Pick out each line below containing "title".
-- START OF DATASET ENTRIES --
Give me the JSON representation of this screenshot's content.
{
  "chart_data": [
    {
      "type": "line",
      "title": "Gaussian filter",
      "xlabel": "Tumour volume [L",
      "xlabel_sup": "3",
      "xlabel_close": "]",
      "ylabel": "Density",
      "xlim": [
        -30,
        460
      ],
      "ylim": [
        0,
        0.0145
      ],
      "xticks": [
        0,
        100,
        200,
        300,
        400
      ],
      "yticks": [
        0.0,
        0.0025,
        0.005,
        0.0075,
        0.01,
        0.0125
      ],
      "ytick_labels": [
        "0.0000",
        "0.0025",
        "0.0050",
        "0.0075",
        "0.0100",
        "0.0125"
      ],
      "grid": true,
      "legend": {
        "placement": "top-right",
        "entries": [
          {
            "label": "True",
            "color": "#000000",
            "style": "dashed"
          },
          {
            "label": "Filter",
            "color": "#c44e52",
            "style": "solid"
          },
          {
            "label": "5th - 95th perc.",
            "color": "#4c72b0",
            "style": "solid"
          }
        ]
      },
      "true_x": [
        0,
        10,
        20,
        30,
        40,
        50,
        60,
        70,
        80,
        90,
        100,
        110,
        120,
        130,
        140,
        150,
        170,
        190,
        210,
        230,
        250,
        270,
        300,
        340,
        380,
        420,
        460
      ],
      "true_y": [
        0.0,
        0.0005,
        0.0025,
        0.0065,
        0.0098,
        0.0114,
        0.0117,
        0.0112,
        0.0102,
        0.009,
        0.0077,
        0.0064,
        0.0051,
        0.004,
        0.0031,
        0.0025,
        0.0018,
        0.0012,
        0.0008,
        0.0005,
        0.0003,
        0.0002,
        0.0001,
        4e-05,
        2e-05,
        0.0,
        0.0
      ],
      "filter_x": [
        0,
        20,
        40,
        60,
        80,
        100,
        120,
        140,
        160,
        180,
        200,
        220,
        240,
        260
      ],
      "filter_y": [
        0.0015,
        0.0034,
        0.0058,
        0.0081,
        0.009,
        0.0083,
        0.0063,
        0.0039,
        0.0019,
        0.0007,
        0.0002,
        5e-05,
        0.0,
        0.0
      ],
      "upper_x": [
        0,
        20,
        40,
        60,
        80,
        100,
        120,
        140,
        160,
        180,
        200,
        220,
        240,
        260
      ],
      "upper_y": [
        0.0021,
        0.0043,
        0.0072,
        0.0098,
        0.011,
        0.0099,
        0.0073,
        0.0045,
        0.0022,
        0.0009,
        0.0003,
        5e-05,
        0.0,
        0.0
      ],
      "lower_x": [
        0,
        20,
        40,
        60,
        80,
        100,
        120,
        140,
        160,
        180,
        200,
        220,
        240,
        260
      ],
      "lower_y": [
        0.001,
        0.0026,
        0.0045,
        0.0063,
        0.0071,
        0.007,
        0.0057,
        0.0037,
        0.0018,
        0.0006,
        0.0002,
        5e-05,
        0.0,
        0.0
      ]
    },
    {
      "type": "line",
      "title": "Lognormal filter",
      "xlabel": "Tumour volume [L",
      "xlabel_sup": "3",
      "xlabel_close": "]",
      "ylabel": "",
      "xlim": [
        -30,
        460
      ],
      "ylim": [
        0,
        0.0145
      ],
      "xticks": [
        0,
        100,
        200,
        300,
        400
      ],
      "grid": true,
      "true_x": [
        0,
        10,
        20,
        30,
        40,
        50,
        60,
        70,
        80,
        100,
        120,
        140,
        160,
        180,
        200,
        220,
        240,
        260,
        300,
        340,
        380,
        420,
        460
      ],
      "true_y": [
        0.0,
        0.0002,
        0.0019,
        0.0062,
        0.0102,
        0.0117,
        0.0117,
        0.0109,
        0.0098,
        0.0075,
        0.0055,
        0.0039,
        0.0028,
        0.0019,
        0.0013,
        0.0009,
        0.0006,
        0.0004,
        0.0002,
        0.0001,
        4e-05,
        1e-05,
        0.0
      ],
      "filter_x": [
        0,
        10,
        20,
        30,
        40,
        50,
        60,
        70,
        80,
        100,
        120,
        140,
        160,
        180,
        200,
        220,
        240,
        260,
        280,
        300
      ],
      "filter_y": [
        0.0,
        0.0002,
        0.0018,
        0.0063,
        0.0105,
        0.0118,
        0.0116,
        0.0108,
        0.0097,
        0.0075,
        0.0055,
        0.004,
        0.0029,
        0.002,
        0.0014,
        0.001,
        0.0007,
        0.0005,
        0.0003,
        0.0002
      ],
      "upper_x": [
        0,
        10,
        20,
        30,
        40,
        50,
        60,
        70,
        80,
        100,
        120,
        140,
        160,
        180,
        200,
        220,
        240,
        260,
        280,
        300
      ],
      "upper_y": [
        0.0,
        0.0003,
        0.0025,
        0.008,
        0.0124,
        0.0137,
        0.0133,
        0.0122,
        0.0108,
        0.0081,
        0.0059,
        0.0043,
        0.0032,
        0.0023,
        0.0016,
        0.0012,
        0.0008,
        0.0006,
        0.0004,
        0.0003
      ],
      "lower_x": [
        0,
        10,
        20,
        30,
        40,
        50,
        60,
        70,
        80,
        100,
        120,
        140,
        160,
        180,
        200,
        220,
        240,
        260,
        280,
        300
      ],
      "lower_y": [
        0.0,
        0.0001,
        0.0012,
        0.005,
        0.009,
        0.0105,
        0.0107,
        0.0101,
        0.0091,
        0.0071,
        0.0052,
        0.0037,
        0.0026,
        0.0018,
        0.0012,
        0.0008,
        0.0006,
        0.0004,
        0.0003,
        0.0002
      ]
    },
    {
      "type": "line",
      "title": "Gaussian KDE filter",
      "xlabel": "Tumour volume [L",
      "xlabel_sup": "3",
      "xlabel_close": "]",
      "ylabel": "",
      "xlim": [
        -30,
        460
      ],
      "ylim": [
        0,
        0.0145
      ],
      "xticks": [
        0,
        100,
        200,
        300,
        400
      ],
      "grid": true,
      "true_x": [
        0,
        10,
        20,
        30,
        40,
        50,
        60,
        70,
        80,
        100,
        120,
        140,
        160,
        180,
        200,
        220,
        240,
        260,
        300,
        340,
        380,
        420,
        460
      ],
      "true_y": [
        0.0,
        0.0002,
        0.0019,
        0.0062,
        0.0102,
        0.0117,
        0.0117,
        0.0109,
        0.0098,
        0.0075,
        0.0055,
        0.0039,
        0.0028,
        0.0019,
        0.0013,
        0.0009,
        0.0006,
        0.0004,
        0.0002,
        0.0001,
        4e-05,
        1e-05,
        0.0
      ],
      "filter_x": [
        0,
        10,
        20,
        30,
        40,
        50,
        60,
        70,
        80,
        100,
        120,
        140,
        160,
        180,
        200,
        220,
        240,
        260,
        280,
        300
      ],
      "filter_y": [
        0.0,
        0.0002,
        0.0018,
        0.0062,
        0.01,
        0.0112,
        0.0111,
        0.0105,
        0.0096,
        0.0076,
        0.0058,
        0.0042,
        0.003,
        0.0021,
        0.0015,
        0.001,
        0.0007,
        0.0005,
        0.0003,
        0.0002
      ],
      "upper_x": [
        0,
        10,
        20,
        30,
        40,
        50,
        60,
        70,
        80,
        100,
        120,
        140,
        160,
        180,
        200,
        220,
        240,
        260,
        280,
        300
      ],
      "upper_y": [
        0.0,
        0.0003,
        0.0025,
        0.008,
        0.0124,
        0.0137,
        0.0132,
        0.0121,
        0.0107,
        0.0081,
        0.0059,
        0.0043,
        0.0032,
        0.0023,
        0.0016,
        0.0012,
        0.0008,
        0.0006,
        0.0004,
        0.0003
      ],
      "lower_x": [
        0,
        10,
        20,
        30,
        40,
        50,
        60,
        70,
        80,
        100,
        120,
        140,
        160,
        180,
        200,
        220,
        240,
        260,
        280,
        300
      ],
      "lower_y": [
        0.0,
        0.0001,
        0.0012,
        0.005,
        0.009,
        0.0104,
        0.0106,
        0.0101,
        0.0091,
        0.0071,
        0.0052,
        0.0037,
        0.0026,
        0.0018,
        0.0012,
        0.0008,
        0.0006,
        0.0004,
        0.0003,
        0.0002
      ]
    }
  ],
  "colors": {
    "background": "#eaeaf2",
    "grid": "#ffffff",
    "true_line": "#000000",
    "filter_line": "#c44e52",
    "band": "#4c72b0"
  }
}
-- END OF DATASET ENTRIES --
* **WRITTEN REPLY**
      "title": "Gaussian filter",
      "title": "Lognormal filter",
      "title": "Gaussian KDE filter",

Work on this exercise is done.